• **Exercise instructions**: Say how many lines of the listing below contain "everyone", giving the number and nothing else.

• **Information provided**:
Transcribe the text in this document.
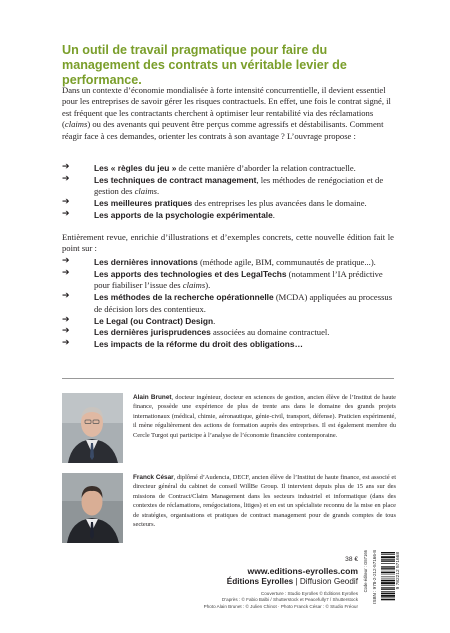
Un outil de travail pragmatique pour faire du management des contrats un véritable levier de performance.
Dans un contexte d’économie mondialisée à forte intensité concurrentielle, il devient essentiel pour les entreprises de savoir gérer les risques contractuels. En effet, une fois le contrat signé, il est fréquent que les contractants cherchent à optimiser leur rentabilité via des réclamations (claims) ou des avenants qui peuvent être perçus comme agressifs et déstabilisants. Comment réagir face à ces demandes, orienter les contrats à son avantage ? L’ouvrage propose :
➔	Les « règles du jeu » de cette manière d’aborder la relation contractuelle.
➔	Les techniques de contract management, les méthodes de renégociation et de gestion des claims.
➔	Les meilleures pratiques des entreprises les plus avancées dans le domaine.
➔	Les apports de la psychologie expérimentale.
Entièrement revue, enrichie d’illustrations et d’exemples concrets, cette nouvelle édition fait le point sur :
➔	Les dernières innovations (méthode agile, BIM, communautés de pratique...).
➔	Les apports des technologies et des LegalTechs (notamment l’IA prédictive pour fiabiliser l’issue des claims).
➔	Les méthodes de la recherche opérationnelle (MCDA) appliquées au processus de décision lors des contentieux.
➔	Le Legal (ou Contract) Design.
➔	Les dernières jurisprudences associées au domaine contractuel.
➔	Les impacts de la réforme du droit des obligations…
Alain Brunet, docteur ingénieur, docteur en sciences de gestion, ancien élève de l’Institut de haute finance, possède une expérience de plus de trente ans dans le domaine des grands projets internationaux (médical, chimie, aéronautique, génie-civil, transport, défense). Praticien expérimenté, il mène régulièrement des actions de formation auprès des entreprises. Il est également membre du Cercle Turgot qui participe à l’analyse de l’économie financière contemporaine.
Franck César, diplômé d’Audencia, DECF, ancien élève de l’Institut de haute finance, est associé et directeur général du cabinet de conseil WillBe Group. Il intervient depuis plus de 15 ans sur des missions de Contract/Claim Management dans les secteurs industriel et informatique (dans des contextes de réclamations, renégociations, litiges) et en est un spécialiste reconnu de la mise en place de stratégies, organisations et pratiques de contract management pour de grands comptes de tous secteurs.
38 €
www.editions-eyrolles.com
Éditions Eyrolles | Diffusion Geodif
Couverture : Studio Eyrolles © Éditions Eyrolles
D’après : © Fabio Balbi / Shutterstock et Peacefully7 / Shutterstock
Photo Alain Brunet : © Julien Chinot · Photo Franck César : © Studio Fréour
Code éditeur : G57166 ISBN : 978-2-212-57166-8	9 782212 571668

---

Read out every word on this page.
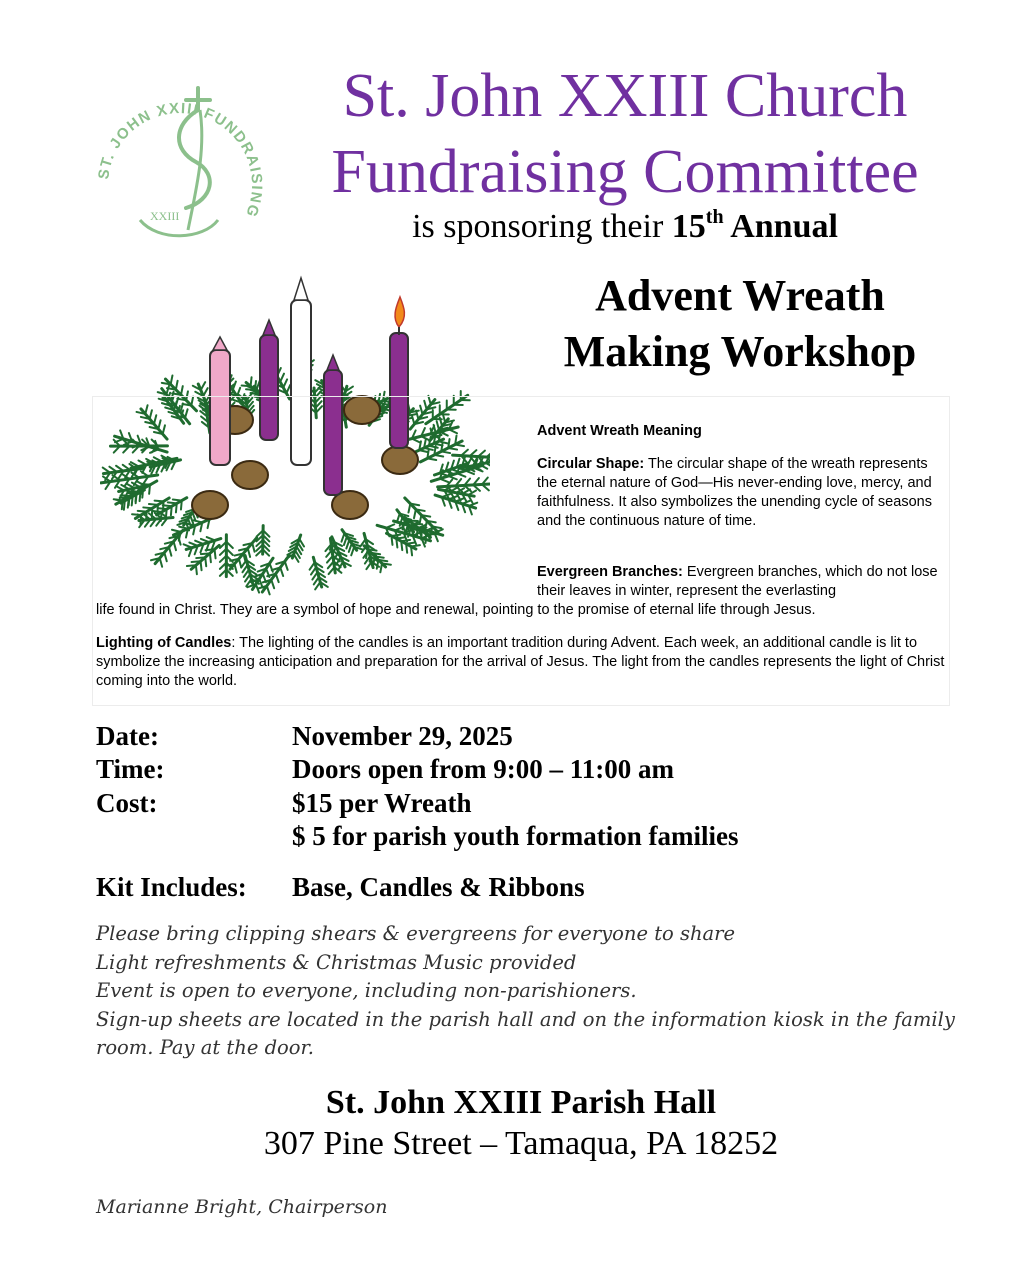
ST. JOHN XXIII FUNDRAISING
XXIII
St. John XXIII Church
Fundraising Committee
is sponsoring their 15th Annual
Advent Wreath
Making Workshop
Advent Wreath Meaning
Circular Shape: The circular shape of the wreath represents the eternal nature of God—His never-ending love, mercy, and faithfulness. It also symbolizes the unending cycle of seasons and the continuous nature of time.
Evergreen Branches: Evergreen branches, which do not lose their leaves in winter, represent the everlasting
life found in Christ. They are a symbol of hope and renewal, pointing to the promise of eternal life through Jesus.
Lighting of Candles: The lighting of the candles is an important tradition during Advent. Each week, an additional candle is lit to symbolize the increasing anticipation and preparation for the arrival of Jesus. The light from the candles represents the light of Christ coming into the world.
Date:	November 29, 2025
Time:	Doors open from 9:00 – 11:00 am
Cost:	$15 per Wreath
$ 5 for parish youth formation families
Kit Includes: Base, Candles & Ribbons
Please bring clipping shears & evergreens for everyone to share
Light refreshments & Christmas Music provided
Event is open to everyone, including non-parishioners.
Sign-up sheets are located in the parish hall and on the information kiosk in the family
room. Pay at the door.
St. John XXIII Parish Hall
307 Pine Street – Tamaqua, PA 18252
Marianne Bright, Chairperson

• **Solution to the problem**: 2